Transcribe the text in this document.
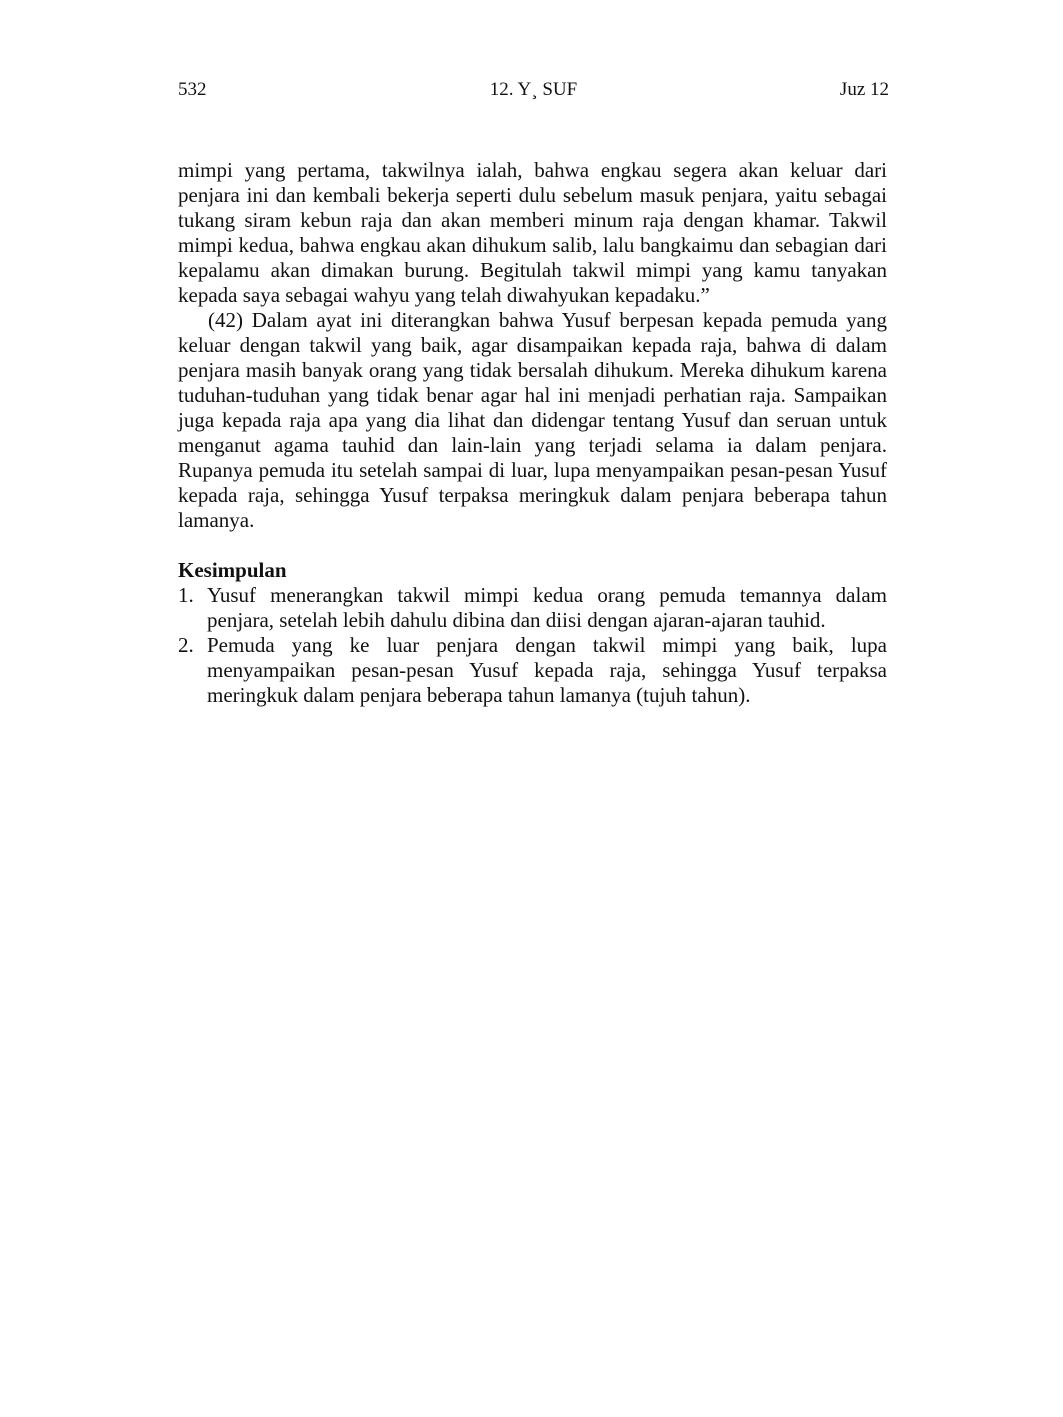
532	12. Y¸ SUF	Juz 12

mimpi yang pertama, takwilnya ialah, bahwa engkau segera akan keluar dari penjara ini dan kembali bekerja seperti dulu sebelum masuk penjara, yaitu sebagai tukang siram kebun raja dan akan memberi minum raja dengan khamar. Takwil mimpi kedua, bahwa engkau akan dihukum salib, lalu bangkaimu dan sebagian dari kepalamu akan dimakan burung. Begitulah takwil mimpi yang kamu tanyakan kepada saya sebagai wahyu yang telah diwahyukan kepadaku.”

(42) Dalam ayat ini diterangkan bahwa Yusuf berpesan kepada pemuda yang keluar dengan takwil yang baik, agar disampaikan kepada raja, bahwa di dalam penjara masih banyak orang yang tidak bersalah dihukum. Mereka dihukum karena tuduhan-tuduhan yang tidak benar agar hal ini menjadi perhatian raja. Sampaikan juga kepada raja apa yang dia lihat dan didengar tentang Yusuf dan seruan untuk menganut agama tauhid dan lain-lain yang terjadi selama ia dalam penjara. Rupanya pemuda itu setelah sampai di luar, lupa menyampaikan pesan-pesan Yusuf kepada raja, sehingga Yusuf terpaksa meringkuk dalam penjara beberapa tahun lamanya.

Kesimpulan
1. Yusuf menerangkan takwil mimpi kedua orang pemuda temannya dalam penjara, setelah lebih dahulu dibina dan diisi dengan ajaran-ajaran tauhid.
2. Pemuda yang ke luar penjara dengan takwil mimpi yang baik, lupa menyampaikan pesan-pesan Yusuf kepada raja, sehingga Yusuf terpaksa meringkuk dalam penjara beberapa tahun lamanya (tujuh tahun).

════

Give the data again exactly as written, with all pictures left out.

Transcribe the text in this document.
532	12. Y¸ SUF	Juz 12

mimpi yang pertama, takwilnya ialah, bahwa engkau segera akan keluar dari penjara ini dan kembali bekerja seperti dulu sebelum masuk penjara, yaitu sebagai tukang siram kebun raja dan akan memberi minum raja dengan khamar. Takwil mimpi kedua, bahwa engkau akan dihukum salib, lalu bangkaimu dan sebagian dari kepalamu akan dimakan burung. Begitulah takwil mimpi yang kamu tanyakan kepada saya sebagai wahyu yang telah diwahyukan kepadaku.”

(42) Dalam ayat ini diterangkan bahwa Yusuf berpesan kepada pemuda yang keluar dengan takwil yang baik, agar disampaikan kepada raja, bahwa di dalam penjara masih banyak orang yang tidak bersalah dihukum. Mereka dihukum karena tuduhan-tuduhan yang tidak benar agar hal ini menjadi perhatian raja. Sampaikan juga kepada raja apa yang dia lihat dan didengar tentang Yusuf dan seruan untuk menganut agama tauhid dan lain-lain yang terjadi selama ia dalam penjara. Rupanya pemuda itu setelah sampai di luar, lupa menyampaikan pesan-pesan Yusuf kepada raja, sehingga Yusuf terpaksa meringkuk dalam penjara beberapa tahun lamanya.

Kesimpulan
1. Yusuf menerangkan takwil mimpi kedua orang pemuda temannya dalam penjara, setelah lebih dahulu dibina dan diisi dengan ajaran-ajaran tauhid.
2. Pemuda yang ke luar penjara dengan takwil mimpi yang baik, lupa menyampaikan pesan-pesan Yusuf kepada raja, sehingga Yusuf terpaksa meringkuk dalam penjara beberapa tahun lamanya (tujuh tahun).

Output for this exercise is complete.